#### SET TASK
Identify all lines in the listing that include the word "dewpoint", and copy them out.

--- ENTRIES PROVIDED ---

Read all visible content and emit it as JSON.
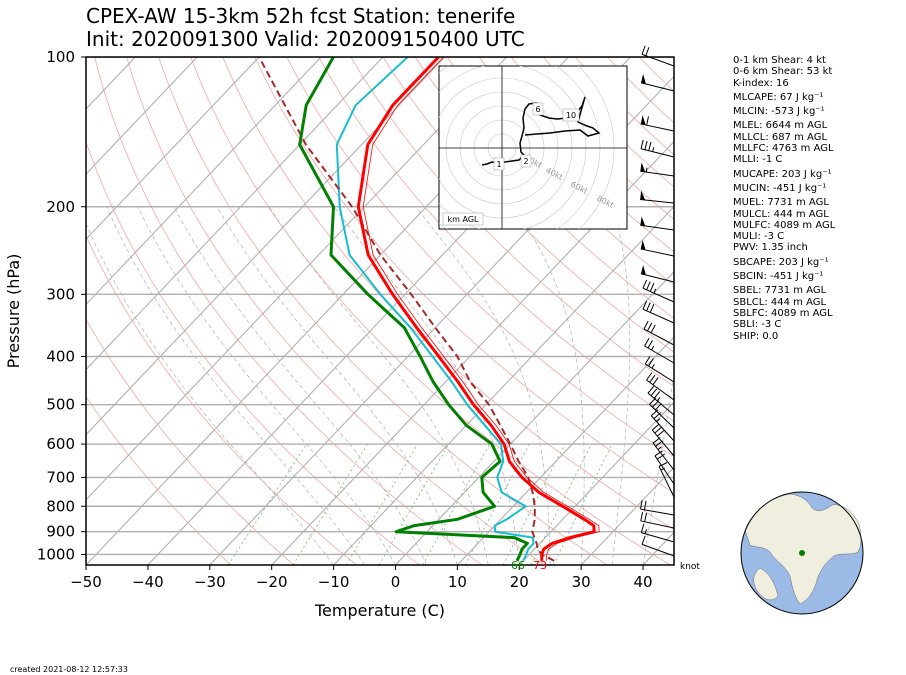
{
  "header": {
    "line1": "CPEX-AW 15-3km  52h fcst  Station: tenerife",
    "line2": "Init: 2020091300  Valid: 202009150400 UTC"
  },
  "footer": {
    "created": "created 2021-08-12 12:57:33"
  },
  "stats": [
    "0-1 km Shear: 4 kt",
    "0-6 km Shear: 53 kt",
    "K-index: 16",
    "MLCAPE: 67 J kg⁻¹",
    "MLCIN: -573 J kg⁻¹",
    "MLEL: 6644 m AGL",
    "MLLCL: 687 m AGL",
    "MLLFC: 4763 m AGL",
    "MLLI: -1 C",
    "MUCAPE: 203 J kg⁻¹",
    "MUCIN: -451 J kg⁻¹",
    "MUEL: 7731 m AGL",
    "MULCL: 444 m AGL",
    "MULFC: 4089 m AGL",
    "MULI: -3 C",
    "PWV: 1.35 inch",
    "SBCAPE: 203 J kg⁻¹",
    "SBCIN: -451 J kg⁻¹",
    "SBEL: 7731 m AGL",
    "SBLCL: 444 m AGL",
    "SBLFC: 4089 m AGL",
    "SBLI: -3 C",
    "SHIP: 0.0"
  ],
  "chart_data": {
    "type": "line",
    "subtype": "skew-T log-P diagram",
    "xlabel": "Temperature (C)",
    "ylabel": "Pressure (hPa)",
    "xlim": [
      -50,
      45
    ],
    "ylim": [
      1050,
      100
    ],
    "x_ticks": [
      -50,
      -40,
      -30,
      -20,
      -10,
      0,
      10,
      20,
      30,
      40
    ],
    "x_tick_labels": [
      "−50",
      "−40",
      "−30",
      "−20",
      "−10",
      "0",
      "10",
      "20",
      "30",
      "40"
    ],
    "y_ticks": [
      100,
      200,
      300,
      400,
      500,
      600,
      700,
      800,
      900,
      1000
    ],
    "y_scale": "log",
    "grid": true,
    "surface_labels": {
      "dewpoint": "66",
      "temperature": "73"
    },
    "wind_unit_label": "knot",
    "colors": {
      "temperature": "#ff0000",
      "dewpoint": "#008000",
      "wetbulb": "#17becf",
      "parcel": "#a52a2a"
    },
    "series": [
      {
        "key": "temperature",
        "p": [
          1030,
          1000,
          975,
          950,
          925,
          900,
          875,
          850,
          800,
          750,
          700,
          650,
          600,
          550,
          500,
          450,
          400,
          350,
          300,
          250,
          200,
          150,
          125,
          100
        ],
        "t": [
          23,
          22,
          21.5,
          22,
          24,
          27,
          26,
          23.5,
          18,
          12,
          7,
          2.5,
          -1,
          -6,
          -12,
          -18,
          -25,
          -33,
          -42,
          -52,
          -61,
          -69,
          -71,
          -71
        ]
      },
      {
        "key": "dewpoint",
        "p": [
          1030,
          1000,
          975,
          950,
          925,
          900,
          875,
          850,
          800,
          750,
          700,
          650,
          600,
          550,
          500,
          450,
          400,
          350,
          300,
          250,
          200,
          150,
          125,
          100
        ],
        "t": [
          19,
          18.5,
          18,
          18,
          15,
          -5,
          -3,
          3,
          7,
          3,
          0.5,
          1,
          -3,
          -10,
          -16,
          -22,
          -28,
          -35,
          -46,
          -58,
          -65,
          -80,
          -85,
          -88
        ]
      },
      {
        "key": "wetbulb",
        "p": [
          1030,
          1000,
          975,
          950,
          925,
          900,
          875,
          850,
          800,
          750,
          700,
          650,
          600,
          550,
          500,
          450,
          400,
          350,
          300,
          250,
          200,
          150,
          125,
          100
        ],
        "t": [
          20,
          19.5,
          19,
          19,
          18,
          11,
          10,
          11,
          12,
          6,
          3,
          1.5,
          -1.5,
          -7,
          -13,
          -19,
          -26,
          -34,
          -44,
          -55,
          -64,
          -74,
          -77,
          -76
        ]
      },
      {
        "key": "parcel",
        "p": [
          1030,
          1000,
          975,
          950,
          900,
          850,
          800,
          750,
          700,
          650,
          600,
          550,
          500,
          450,
          400,
          350,
          300,
          250,
          200,
          150,
          100
        ],
        "t": [
          25,
          22,
          20.5,
          19.5,
          17,
          15.5,
          13.5,
          11,
          8,
          4,
          0,
          -4.5,
          -9.5,
          -16,
          -22,
          -30,
          -39,
          -50,
          -62,
          -79,
          -100
        ]
      }
    ]
  },
  "hodograph": {
    "rings": [
      "20kt",
      "40kt",
      "60kt",
      "80kt"
    ],
    "height_labels": [
      "1",
      "2",
      "6",
      "10"
    ],
    "legend": "km AGL"
  }
}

---

#### REPLY TO THE TASK
      "dewpoint": "66",
      "dewpoint": "#008000",
        "key": "dewpoint",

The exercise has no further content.